• What the task asks: Extract, from the records beneath this instruction, each line that contains the word "спроса".

--- --- ---

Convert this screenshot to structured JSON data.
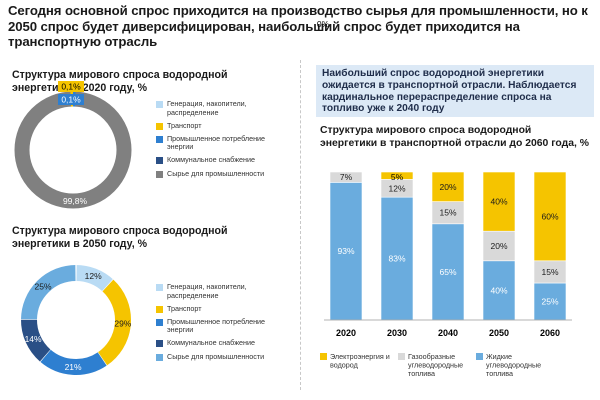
{
  "headline": "Сегодня основной спрос приходится на производство сырья для промышленности, но к 2050 спрос будет диверсифицирован, наибольший спрос будет приходится на транспортную отрасль",
  "colors": {
    "generation": "#b9dbf4",
    "transport": "#f5c400",
    "industrial_energy": "#2e7fd0",
    "utilities": "#2a4f86",
    "feedstock": "#808080",
    "feedstock_2050": "#6aacde",
    "electricity": "#f5c400",
    "gaseous": "#d9d9d9",
    "liquid": "#6aacde"
  },
  "callout": {
    "text": "Наибольший спрос водородной энергетики ожидается в транспортной отрасли. Наблюдается кардинальное перераспределение спроса на топливо уже к 2040 году"
  },
  "chart_data": [
    {
      "type": "pie",
      "subtype": "donut",
      "title": "Структура мирового спроса водородной энергетики в 2020 году, %",
      "categories": [
        "Генерация, накопители, распределение",
        "Транспорт",
        "Промышленное потребление энергии",
        "Коммунальное снабжение",
        "Сырье для промышленности"
      ],
      "values": [
        0,
        0.1,
        0.1,
        0,
        99.8
      ],
      "labels": [
        "",
        "0,1%",
        "0,1%",
        "",
        "99,8%"
      ],
      "colors": [
        "#b9dbf4",
        "#f5c400",
        "#2e7fd0",
        "#2a4f86",
        "#808080"
      ],
      "legend": "right"
    },
    {
      "type": "pie",
      "subtype": "donut",
      "title": "Структура мирового спроса водородной энергетики в 2050 году, %",
      "categories": [
        "Генерация, накопители, распределение",
        "Транспорт",
        "Промышленное потребление энергии",
        "Коммунальное снабжение",
        "Сырье для промышленности"
      ],
      "values": [
        12,
        29,
        21,
        14,
        25
      ],
      "labels": [
        "12%",
        "29%",
        "21%",
        "14%",
        "25%"
      ],
      "colors": [
        "#b9dbf4",
        "#f5c400",
        "#2e7fd0",
        "#2a4f86",
        "#6aacde"
      ],
      "legend": "right"
    },
    {
      "type": "bar",
      "stacked": true,
      "percent": true,
      "title": "Структура мирового спроса водородной энергетики в транспортной отрасли до 2060 года, %",
      "categories": [
        "2020",
        "2030",
        "2040",
        "2050",
        "2060"
      ],
      "series": [
        {
          "name": "Жидкие углеводородные топлива",
          "values": [
            93,
            83,
            65,
            40,
            25
          ],
          "labels": [
            "93%",
            "83%",
            "65%",
            "40%",
            "25%"
          ],
          "color": "#6aacde"
        },
        {
          "name": "Газообразные углеводородные топлива",
          "values": [
            7,
            12,
            15,
            20,
            15
          ],
          "labels": [
            "7%",
            "12%",
            "15%",
            "20%",
            "15%"
          ],
          "color": "#d9d9d9"
        },
        {
          "name": "Электроэнергия и водород",
          "values": [
            0,
            5,
            20,
            40,
            60
          ],
          "labels": [
            "0%",
            "5%",
            "20%",
            "40%",
            "60%"
          ],
          "color": "#f5c400"
        }
      ],
      "legend_order": [
        "Электроэнергия и водород",
        "Газообразные углеводородные топлива",
        "Жидкие углеводородные топлива"
      ],
      "ylim": [
        0,
        100
      ],
      "legend": "bottom"
    }
  ]
}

--- --- ---

• Solved exercise:
    "text": "Наибольший спрос водородной энергетики ожидается в транспортной отрасли. Наблюдается кардинальное перераспределение спроса на топливо уже к 2040 году"
      "title": "Структура мирового спроса водородной энергетики в 2020 году, %",
      "title": "Структура мирового спроса водородной энергетики в 2050 году, %",
      "title": "Структура мирового спроса водородной энергетики в транспортной отрасли до 2060 года, %",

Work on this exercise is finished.